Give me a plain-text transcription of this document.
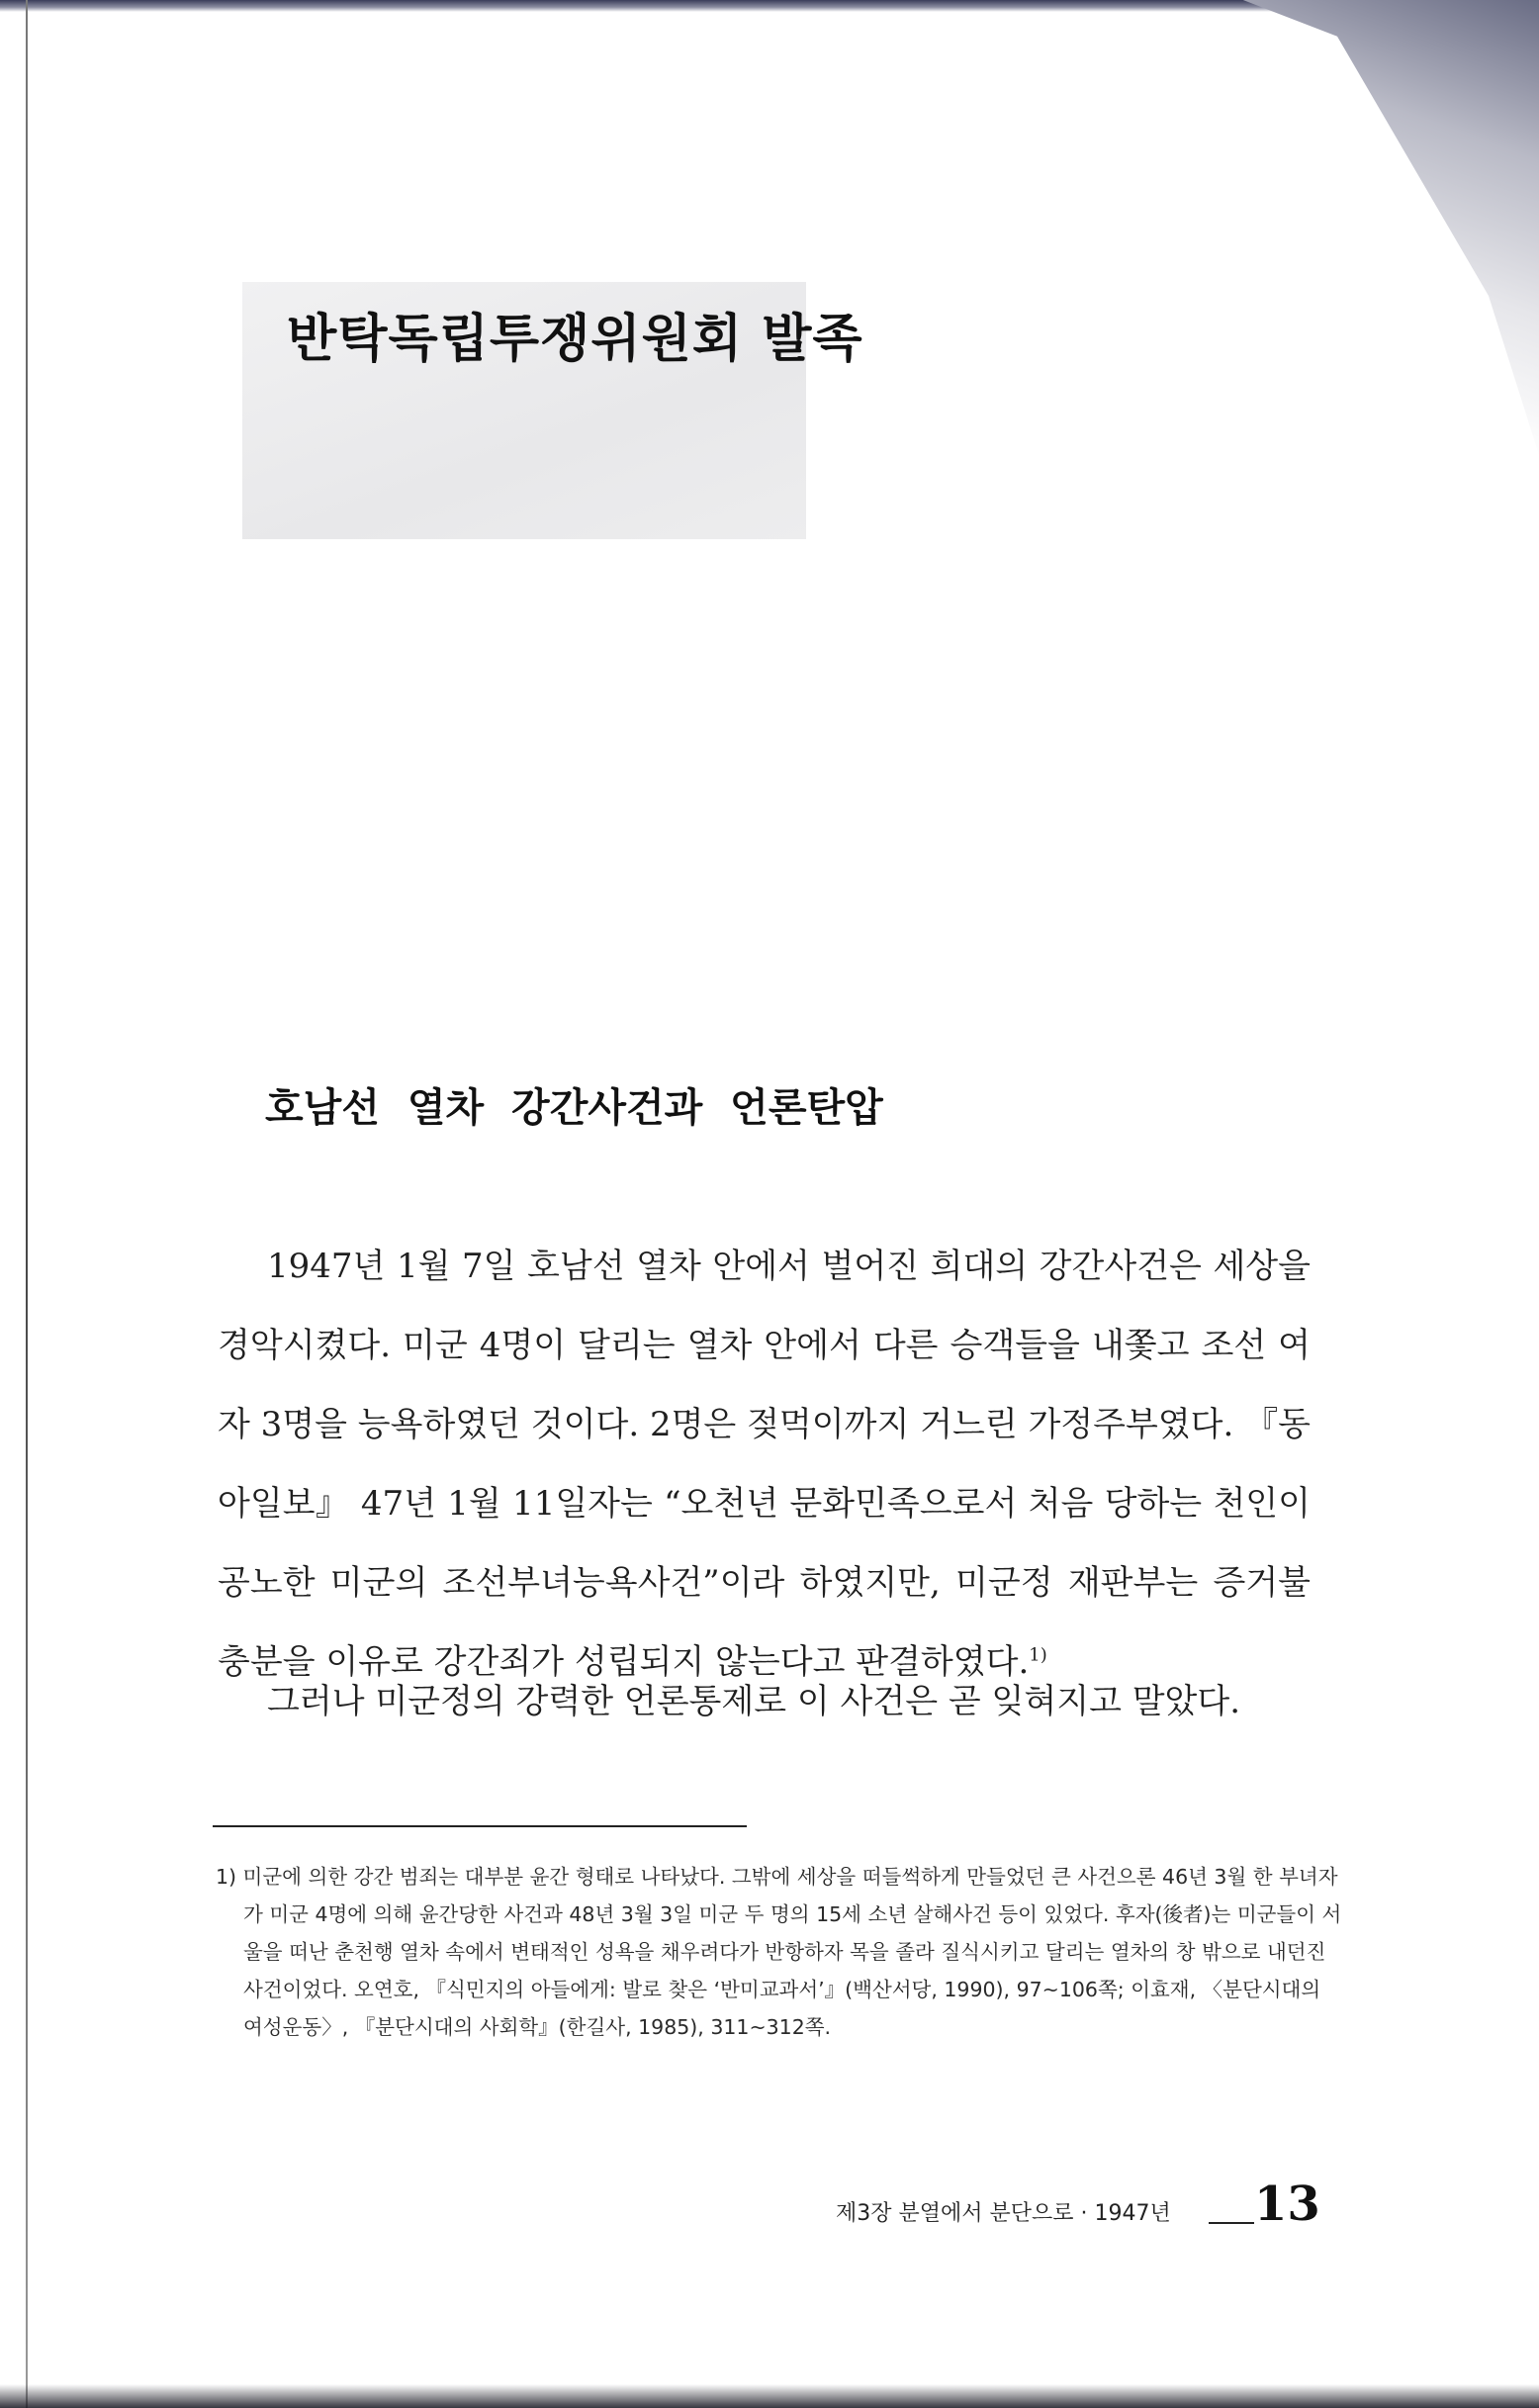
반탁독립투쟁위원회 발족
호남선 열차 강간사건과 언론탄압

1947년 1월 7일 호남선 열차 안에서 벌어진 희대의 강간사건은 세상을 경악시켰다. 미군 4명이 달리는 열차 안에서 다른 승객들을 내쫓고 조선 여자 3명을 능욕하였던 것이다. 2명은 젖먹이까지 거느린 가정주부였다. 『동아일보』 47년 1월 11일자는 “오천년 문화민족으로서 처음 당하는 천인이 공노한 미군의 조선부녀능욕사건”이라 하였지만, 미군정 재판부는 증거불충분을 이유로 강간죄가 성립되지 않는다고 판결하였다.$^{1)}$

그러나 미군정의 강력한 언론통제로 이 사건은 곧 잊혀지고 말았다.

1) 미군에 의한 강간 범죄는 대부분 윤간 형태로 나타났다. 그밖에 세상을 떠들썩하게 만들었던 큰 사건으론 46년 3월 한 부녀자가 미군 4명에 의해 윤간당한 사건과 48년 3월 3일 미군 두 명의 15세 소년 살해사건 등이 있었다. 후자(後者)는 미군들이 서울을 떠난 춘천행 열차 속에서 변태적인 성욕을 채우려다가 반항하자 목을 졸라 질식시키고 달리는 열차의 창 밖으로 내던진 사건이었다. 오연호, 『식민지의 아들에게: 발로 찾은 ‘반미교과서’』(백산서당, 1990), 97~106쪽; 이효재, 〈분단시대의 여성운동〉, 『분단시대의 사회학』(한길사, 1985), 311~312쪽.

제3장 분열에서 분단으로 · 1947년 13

══════════════════════════════

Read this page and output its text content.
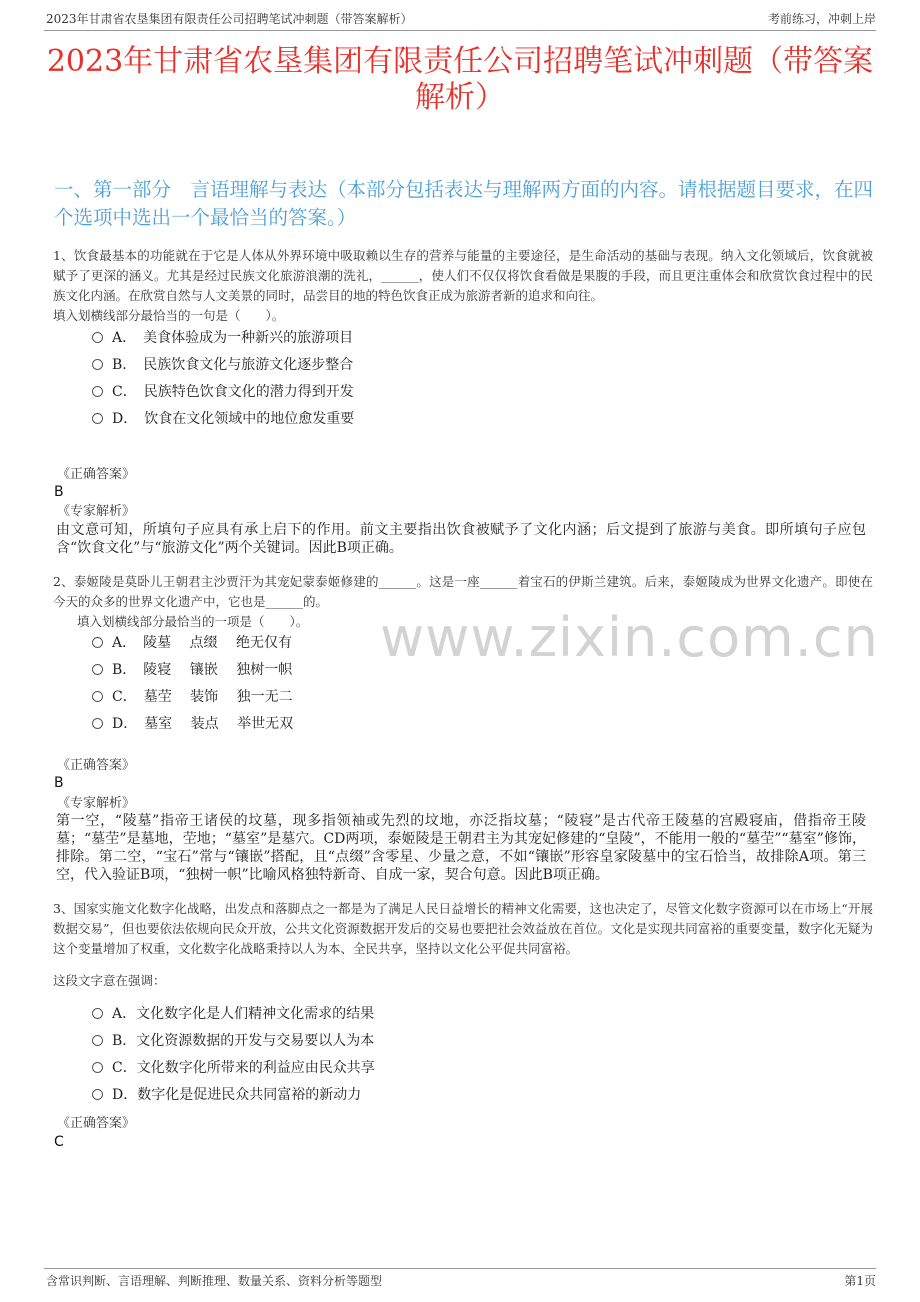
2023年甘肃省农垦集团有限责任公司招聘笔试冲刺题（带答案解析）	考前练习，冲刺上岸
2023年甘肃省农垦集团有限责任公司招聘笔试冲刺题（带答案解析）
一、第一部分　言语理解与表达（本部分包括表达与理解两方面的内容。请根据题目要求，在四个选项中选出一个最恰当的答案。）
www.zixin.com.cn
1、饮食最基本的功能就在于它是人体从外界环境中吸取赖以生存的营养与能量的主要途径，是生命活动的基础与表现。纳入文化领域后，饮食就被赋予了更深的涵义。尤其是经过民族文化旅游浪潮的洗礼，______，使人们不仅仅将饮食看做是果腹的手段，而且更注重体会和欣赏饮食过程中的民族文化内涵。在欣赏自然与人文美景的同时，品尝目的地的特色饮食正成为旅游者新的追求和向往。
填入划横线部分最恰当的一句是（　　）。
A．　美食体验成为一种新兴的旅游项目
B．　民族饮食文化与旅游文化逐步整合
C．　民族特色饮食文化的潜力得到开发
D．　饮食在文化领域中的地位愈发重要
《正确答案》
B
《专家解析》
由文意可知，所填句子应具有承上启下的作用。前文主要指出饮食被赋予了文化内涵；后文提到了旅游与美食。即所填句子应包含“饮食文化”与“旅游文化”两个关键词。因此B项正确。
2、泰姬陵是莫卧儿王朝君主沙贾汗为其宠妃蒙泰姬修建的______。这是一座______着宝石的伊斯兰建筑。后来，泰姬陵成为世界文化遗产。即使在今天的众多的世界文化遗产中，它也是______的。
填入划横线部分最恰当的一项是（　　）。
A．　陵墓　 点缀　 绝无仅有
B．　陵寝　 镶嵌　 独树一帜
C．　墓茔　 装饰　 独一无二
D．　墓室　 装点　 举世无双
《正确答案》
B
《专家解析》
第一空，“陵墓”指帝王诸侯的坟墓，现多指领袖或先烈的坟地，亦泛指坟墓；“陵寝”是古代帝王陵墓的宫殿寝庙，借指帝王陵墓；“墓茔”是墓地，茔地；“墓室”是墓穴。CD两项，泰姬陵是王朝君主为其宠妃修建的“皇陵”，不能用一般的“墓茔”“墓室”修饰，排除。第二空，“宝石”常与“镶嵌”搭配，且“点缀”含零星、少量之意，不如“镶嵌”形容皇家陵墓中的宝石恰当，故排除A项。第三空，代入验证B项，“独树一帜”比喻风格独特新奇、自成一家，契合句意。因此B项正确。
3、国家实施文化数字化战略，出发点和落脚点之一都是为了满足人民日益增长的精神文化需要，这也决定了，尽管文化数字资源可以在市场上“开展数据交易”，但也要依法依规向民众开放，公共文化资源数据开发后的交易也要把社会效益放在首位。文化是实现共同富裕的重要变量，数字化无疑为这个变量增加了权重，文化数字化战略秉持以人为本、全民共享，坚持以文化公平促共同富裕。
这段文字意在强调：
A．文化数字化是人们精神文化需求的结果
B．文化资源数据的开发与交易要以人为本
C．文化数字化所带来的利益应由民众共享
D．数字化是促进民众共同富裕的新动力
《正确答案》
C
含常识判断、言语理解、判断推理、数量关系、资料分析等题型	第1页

══════════════════════════════

## Description of the task
Identify every line where the string "因此B项正确" appears.

## Finished task
由文意可知，所填句子应具有承上启下的作用。前文主要指出饮食被赋予了文化内涵；后文提到了旅游与美食。即所填句子应包含“饮食文化”与“旅游文化”两个关键词。因此B项正确。
第一空，“陵墓”指帝王诸侯的坟墓，现多指领袖或先烈的坟地，亦泛指坟墓；“陵寝”是古代帝王陵墓的宫殿寝庙，借指帝王陵墓；“墓茔”是墓地，茔地；“墓室”是墓穴。CD两项，泰姬陵是王朝君主为其宠妃修建的“皇陵”，不能用一般的“墓茔”“墓室”修饰，排除。第二空，“宝石”常与“镶嵌”搭配，且“点缀”含零星、少量之意，不如“镶嵌”形容皇家陵墓中的宝石恰当，故排除A项。第三空，代入验证B项，“独树一帜”比喻风格独特新奇、自成一家，契合句意。因此B项正确。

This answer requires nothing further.